--- Begin ---

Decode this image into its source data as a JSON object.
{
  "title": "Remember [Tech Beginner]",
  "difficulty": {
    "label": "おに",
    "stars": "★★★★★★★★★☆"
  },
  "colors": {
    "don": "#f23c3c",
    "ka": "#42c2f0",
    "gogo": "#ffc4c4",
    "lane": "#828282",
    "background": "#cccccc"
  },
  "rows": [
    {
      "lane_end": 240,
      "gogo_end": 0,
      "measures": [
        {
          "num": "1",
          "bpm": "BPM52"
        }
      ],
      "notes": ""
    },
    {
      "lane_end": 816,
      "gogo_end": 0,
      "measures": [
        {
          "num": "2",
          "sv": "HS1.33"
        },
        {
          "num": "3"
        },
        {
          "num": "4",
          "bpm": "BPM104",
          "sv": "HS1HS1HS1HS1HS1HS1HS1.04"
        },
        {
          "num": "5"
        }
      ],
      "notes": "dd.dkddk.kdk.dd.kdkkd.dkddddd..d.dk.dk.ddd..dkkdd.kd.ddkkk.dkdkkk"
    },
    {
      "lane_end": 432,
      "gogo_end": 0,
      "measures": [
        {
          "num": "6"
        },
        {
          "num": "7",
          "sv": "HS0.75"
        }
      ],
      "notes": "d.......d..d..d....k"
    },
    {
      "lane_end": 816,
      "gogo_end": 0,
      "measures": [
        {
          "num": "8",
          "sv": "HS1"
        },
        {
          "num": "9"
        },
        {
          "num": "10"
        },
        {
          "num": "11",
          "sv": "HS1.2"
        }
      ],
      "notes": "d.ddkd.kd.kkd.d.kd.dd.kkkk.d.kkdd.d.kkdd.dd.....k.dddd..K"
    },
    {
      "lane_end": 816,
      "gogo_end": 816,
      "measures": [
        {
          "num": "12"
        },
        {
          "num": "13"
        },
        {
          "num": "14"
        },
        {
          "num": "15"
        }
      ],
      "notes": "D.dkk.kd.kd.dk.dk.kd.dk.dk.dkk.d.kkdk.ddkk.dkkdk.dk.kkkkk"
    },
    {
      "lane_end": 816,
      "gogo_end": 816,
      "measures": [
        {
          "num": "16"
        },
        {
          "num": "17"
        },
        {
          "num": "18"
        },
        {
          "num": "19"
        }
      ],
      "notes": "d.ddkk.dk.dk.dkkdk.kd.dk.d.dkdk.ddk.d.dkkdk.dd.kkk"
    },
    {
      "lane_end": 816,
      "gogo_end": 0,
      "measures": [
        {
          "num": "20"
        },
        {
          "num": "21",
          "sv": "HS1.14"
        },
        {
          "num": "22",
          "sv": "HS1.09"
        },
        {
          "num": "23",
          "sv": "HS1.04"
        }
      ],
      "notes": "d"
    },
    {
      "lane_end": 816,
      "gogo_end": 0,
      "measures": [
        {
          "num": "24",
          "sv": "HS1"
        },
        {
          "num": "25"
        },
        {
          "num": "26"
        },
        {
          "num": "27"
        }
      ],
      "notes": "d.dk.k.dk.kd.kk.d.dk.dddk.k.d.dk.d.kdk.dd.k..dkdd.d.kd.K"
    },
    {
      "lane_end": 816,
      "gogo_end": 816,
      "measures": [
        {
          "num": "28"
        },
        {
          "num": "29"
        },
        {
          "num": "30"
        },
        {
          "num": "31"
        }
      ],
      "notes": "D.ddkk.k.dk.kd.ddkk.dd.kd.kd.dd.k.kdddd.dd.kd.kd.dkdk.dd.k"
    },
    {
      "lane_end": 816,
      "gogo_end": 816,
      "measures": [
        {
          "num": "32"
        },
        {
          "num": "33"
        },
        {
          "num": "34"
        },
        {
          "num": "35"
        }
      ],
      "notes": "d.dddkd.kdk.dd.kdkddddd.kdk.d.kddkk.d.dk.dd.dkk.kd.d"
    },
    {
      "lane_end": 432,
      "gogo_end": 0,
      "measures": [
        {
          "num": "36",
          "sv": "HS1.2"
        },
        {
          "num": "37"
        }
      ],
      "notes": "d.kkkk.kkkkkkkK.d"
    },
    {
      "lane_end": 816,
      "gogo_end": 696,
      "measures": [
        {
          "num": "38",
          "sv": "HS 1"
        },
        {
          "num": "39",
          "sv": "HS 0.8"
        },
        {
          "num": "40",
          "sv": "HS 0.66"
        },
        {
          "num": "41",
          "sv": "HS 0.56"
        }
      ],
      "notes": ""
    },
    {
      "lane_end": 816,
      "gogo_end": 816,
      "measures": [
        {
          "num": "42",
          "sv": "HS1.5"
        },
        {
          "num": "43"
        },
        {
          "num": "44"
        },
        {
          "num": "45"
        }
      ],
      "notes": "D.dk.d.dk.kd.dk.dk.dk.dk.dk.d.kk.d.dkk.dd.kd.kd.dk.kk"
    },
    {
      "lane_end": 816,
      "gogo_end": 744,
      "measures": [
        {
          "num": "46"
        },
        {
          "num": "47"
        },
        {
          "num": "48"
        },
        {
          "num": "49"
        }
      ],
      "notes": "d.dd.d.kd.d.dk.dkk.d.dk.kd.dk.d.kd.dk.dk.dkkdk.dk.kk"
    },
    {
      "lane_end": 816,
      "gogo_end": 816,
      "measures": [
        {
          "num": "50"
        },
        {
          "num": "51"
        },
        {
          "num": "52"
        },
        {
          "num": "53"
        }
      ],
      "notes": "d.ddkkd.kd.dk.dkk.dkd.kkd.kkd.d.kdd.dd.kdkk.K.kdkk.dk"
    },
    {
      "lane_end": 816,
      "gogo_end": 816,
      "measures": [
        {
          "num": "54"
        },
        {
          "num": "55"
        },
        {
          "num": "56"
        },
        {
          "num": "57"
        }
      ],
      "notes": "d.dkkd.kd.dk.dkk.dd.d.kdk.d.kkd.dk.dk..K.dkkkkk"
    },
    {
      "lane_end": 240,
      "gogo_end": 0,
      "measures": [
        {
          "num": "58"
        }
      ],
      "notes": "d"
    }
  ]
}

--- End ---

--- What to produce ---
All of the entries above need to be reproduced exactly.

--- Task solution ---
Decode this image into its source data as a JSON object.
{
  "title": "Remember [Tech Beginner]",
  "difficulty": {
    "label": "おに",
    "stars": "★★★★★★★★★☆"
  },
  "colors": {
    "don": "#f23c3c",
    "ka": "#42c2f0",
    "gogo": "#ffc4c4",
    "lane": "#828282",
    "background": "#cccccc"
  },
  "rows": [
    {
      "lane_end": 240,
      "gogo_end": 0,
      "measures": [
        {
          "num": "1",
          "bpm": "BPM52"
        }
      ],
      "notes": ""
    },
    {
      "lane_end": 816,
      "gogo_end": 0,
      "measures": [
        {
          "num": "2",
          "sv": "HS1.33"
        },
        {
          "num": "3"
        },
        {
          "num": "4",
          "bpm": "BPM104",
          "sv": "HS1HS1HS1HS1HS1HS1HS1.04"
        },
        {
          "num": "5"
        }
      ],
      "notes": "dd.dkddk.kdk.dd.kdkkd.dkddddd..d.dk.dk.ddd..dkkdd.kd.ddkkk.dkdkkk"
    },
    {
      "lane_end": 432,
      "gogo_end": 0,
      "measures": [
        {
          "num": "6"
        },
        {
          "num": "7",
          "sv": "HS0.75"
        }
      ],
      "notes": "d.......d..d..d....k"
    },
    {
      "lane_end": 816,
      "gogo_end": 0,
      "measures": [
        {
          "num": "8",
          "sv": "HS1"
        },
        {
          "num": "9"
        },
        {
          "num": "10"
        },
        {
          "num": "11",
          "sv": "HS1.2"
        }
      ],
      "notes": "d.ddkd.kd.kkd.d.kd.dd.kkkk.d.kkdd.d.kkdd.dd.....k.dddd..K"
    },
    {
      "lane_end": 816,
      "gogo_end": 816,
      "measures": [
        {
          "num": "12"
        },
        {
          "num": "13"
        },
        {
          "num": "14"
        },
        {
          "num": "15"
        }
      ],
      "notes": "D.dkk.kd.kd.dk.dk.kd.dk.dk.dkk.d.kkdk.ddkk.dkkdk.dk.kkkkk"
    },
    {
      "lane_end": 816,
      "gogo_end": 816,
      "measures": [
        {
          "num": "16"
        },
        {
          "num": "17"
        },
        {
          "num": "18"
        },
        {
          "num": "19"
        }
      ],
      "notes": "d.ddkk.dk.dk.dkkdk.kd.dk.d.dkdk.ddk.d.dkkdk.dd.kkk"
    },
    {
      "lane_end": 816,
      "gogo_end": 0,
      "measures": [
        {
          "num": "20"
        },
        {
          "num": "21",
          "sv": "HS1.14"
        },
        {
          "num": "22",
          "sv": "HS1.09"
        },
        {
          "num": "23",
          "sv": "HS1.04"
        }
      ],
      "notes": "d"
    },
    {
      "lane_end": 816,
      "gogo_end": 0,
      "measures": [
        {
          "num": "24",
          "sv": "HS1"
        },
        {
          "num": "25"
        },
        {
          "num": "26"
        },
        {
          "num": "27"
        }
      ],
      "notes": "d.dk.k.dk.kd.kk.d.dk.dddk.k.d.dk.d.kdk.dd.k..dkdd.d.kd.K"
    },
    {
      "lane_end": 816,
      "gogo_end": 816,
      "measures": [
        {
          "num": "28"
        },
        {
          "num": "29"
        },
        {
          "num": "30"
        },
        {
          "num": "31"
        }
      ],
      "notes": "D.ddkk.k.dk.kd.ddkk.dd.kd.kd.dd.k.kdddd.dd.kd.kd.dkdk.dd.k"
    },
    {
      "lane_end": 816,
      "gogo_end": 816,
      "measures": [
        {
          "num": "32"
        },
        {
          "num": "33"
        },
        {
          "num": "34"
        },
        {
          "num": "35"
        }
      ],
      "notes": "d.dddkd.kdk.dd.kdkddddd.kdk.d.kddkk.d.dk.dd.dkk.kd.d"
    },
    {
      "lane_end": 432,
      "gogo_end": 0,
      "measures": [
        {
          "num": "36",
          "sv": "HS1.2"
        },
        {
          "num": "37"
        }
      ],
      "notes": "d.kkkk.kkkkkkkK.d"
    },
    {
      "lane_end": 816,
      "gogo_end": 696,
      "measures": [
        {
          "num": "38",
          "sv": "HS 1"
        },
        {
          "num": "39",
          "sv": "HS 0.8"
        },
        {
          "num": "40",
          "sv": "HS 0.66"
        },
        {
          "num": "41",
          "sv": "HS 0.56"
        }
      ],
      "notes": ""
    },
    {
      "lane_end": 816,
      "gogo_end": 816,
      "measures": [
        {
          "num": "42",
          "sv": "HS1.5"
        },
        {
          "num": "43"
        },
        {
          "num": "44"
        },
        {
          "num": "45"
        }
      ],
      "notes": "D.dk.d.dk.kd.dk.dk.dk.dk.dk.d.kk.d.dkk.dd.kd.kd.dk.kk"
    },
    {
      "lane_end": 816,
      "gogo_end": 744,
      "measures": [
        {
          "num": "46"
        },
        {
          "num": "47"
        },
        {
          "num": "48"
        },
        {
          "num": "49"
        }
      ],
      "notes": "d.dd.d.kd.d.dk.dkk.d.dk.kd.dk.d.kd.dk.dk.dkkdk.dk.kk"
    },
    {
      "lane_end": 816,
      "gogo_end": 816,
      "measures": [
        {
          "num": "50"
        },
        {
          "num": "51"
        },
        {
          "num": "52"
        },
        {
          "num": "53"
        }
      ],
      "notes": "d.ddkkd.kd.dk.dkk.dkd.kkd.kkd.d.kdd.dd.kdkk.K.kdkk.dk"
    },
    {
      "lane_end": 816,
      "gogo_end": 816,
      "measures": [
        {
          "num": "54"
        },
        {
          "num": "55"
        },
        {
          "num": "56"
        },
        {
          "num": "57"
        }
      ],
      "notes": "d.dkkd.kd.dk.dkk.dd.d.kdk.d.kkd.dk.dk..K.dkkkkk"
    },
    {
      "lane_end": 240,
      "gogo_end": 0,
      "measures": [
        {
          "num": "58"
        }
      ],
      "notes": "d"
    }
  ]
}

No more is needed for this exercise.